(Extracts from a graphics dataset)
= = = = = = =
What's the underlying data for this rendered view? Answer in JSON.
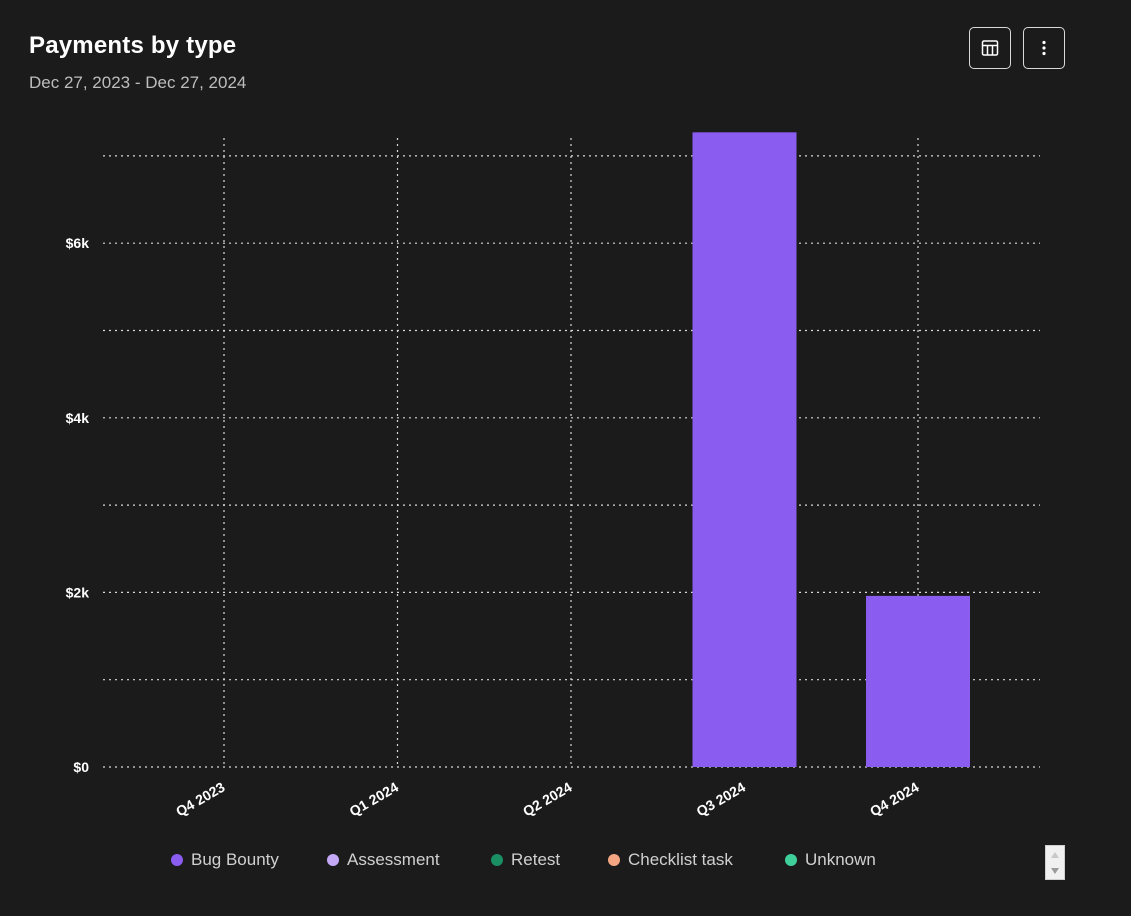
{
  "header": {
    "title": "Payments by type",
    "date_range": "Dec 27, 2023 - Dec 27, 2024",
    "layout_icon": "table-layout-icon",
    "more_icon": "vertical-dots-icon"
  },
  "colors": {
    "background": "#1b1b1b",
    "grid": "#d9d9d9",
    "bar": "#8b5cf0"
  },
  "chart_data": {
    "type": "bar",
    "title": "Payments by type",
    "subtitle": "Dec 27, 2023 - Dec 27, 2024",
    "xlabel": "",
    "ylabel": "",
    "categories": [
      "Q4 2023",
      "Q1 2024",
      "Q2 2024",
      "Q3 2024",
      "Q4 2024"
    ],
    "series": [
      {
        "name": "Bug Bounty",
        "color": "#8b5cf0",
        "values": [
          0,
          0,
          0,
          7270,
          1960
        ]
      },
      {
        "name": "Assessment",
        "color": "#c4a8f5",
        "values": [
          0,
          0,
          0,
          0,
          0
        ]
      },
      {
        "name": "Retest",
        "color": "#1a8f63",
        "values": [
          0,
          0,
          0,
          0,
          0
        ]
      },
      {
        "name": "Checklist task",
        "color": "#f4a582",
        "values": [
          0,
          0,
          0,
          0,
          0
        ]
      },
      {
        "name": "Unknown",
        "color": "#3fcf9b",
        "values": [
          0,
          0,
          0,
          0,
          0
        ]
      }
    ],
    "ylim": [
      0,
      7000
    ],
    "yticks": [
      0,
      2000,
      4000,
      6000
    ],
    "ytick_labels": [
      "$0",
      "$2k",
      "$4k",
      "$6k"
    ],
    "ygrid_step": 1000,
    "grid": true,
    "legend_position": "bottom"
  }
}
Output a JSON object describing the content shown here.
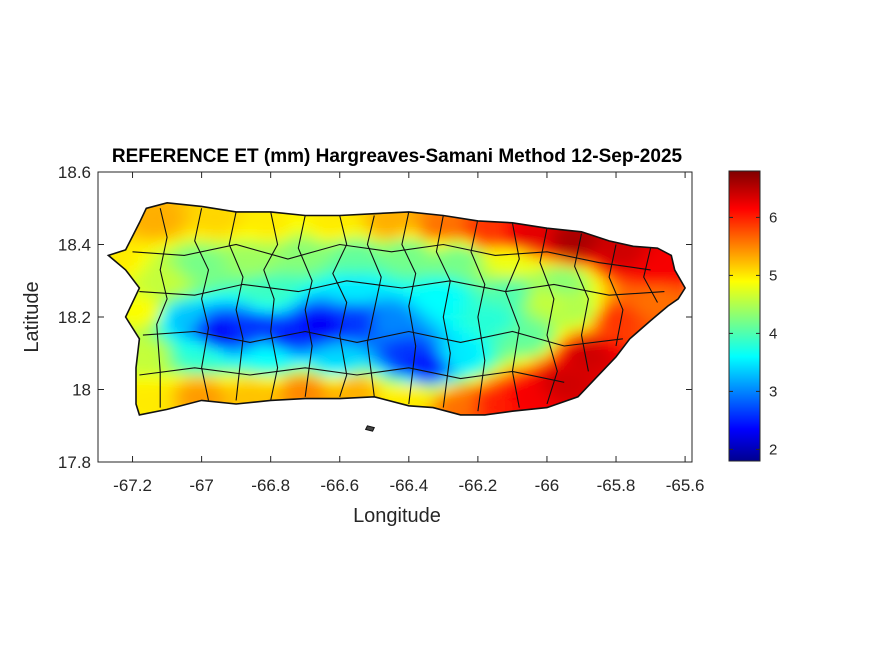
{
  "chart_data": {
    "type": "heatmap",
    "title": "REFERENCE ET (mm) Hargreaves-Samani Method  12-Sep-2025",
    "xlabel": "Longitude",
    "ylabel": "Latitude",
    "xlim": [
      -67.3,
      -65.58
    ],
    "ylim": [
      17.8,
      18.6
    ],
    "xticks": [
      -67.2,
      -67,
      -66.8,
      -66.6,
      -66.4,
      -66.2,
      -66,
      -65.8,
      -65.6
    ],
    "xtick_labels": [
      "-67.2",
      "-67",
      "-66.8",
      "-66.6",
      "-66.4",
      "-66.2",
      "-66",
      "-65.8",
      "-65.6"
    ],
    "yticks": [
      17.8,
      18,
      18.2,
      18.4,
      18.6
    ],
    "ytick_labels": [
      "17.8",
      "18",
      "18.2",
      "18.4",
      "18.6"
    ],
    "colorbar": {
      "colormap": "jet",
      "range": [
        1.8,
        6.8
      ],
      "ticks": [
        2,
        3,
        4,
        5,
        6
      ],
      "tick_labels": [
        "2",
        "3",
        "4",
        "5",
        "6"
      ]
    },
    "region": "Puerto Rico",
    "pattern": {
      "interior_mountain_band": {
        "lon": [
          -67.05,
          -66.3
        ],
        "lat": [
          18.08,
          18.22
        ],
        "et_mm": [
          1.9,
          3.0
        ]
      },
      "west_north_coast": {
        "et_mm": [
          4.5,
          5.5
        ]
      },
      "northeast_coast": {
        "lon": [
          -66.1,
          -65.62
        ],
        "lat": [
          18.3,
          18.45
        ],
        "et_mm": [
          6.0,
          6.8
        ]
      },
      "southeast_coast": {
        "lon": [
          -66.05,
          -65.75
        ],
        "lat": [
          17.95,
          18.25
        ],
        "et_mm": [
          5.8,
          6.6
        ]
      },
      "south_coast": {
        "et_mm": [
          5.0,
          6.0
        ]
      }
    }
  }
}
= = = = = = =
Quote the records above in full, dropping each picture.

**Solution to this task:**
What's the underlying data for this rendered view? Answer in JSON.
{
  "header": {
    "title": "Payments by type",
    "date_range": "Dec 27, 2023 - Dec 27, 2024",
    "layout_icon": "table-layout-icon",
    "more_icon": "vertical-dots-icon"
  },
  "colors": {
    "background": "#1b1b1b",
    "grid": "#d9d9d9",
    "bar": "#8b5cf0"
  },
  "chart_data": {
    "type": "bar",
    "title": "Payments by type",
    "subtitle": "Dec 27, 2023 - Dec 27, 2024",
    "xlabel": "",
    "ylabel": "",
    "categories": [
      "Q4 2023",
      "Q1 2024",
      "Q2 2024",
      "Q3 2024",
      "Q4 2024"
    ],
    "series": [
      {
        "name": "Bug Bounty",
        "color": "#8b5cf0",
        "values": [
          0,
          0,
          0,
          7270,
          1960
        ]
      },
      {
        "name": "Assessment",
        "color": "#c4a8f5",
        "values": [
          0,
          0,
          0,
          0,
          0
        ]
      },
      {
        "name": "Retest",
        "color": "#1a8f63",
        "values": [
          0,
          0,
          0,
          0,
          0
        ]
      },
      {
        "name": "Checklist task",
        "color": "#f4a582",
        "values": [
          0,
          0,
          0,
          0,
          0
        ]
      },
      {
        "name": "Unknown",
        "color": "#3fcf9b",
        "values": [
          0,
          0,
          0,
          0,
          0
        ]
      }
    ],
    "ylim": [
      0,
      7000
    ],
    "yticks": [
      0,
      2000,
      4000,
      6000
    ],
    "ytick_labels": [
      "$0",
      "$2k",
      "$4k",
      "$6k"
    ],
    "ygrid_step": 1000,
    "grid": true,
    "legend_position": "bottom"
  }
}
Output a JSON object describing the content shown here.
{
  "chart_data": {
    "type": "heatmap",
    "title": "REFERENCE ET (mm) Hargreaves-Samani Method  12-Sep-2025",
    "xlabel": "Longitude",
    "ylabel": "Latitude",
    "xlim": [
      -67.3,
      -65.58
    ],
    "ylim": [
      17.8,
      18.6
    ],
    "xticks": [
      -67.2,
      -67,
      -66.8,
      -66.6,
      -66.4,
      -66.2,
      -66,
      -65.8,
      -65.6
    ],
    "xtick_labels": [
      "-67.2",
      "-67",
      "-66.8",
      "-66.6",
      "-66.4",
      "-66.2",
      "-66",
      "-65.8",
      "-65.6"
    ],
    "yticks": [
      17.8,
      18,
      18.2,
      18.4,
      18.6
    ],
    "ytick_labels": [
      "17.8",
      "18",
      "18.2",
      "18.4",
      "18.6"
    ],
    "colorbar": {
      "colormap": "jet",
      "range": [
        1.8,
        6.8
      ],
      "ticks": [
        2,
        3,
        4,
        5,
        6
      ],
      "tick_labels": [
        "2",
        "3",
        "4",
        "5",
        "6"
      ]
    },
    "region": "Puerto Rico",
    "pattern": {
      "interior_mountain_band": {
        "lon": [
          -67.05,
          -66.3
        ],
        "lat": [
          18.08,
          18.22
        ],
        "et_mm": [
          1.9,
          3.0
        ]
      },
      "west_north_coast": {
        "et_mm": [
          4.5,
          5.5
        ]
      },
      "northeast_coast": {
        "lon": [
          -66.1,
          -65.62
        ],
        "lat": [
          18.3,
          18.45
        ],
        "et_mm": [
          6.0,
          6.8
        ]
      },
      "southeast_coast": {
        "lon": [
          -66.05,
          -65.75
        ],
        "lat": [
          17.95,
          18.25
        ],
        "et_mm": [
          5.8,
          6.6
        ]
      },
      "south_coast": {
        "et_mm": [
          5.0,
          6.0
        ]
      }
    }
  }
}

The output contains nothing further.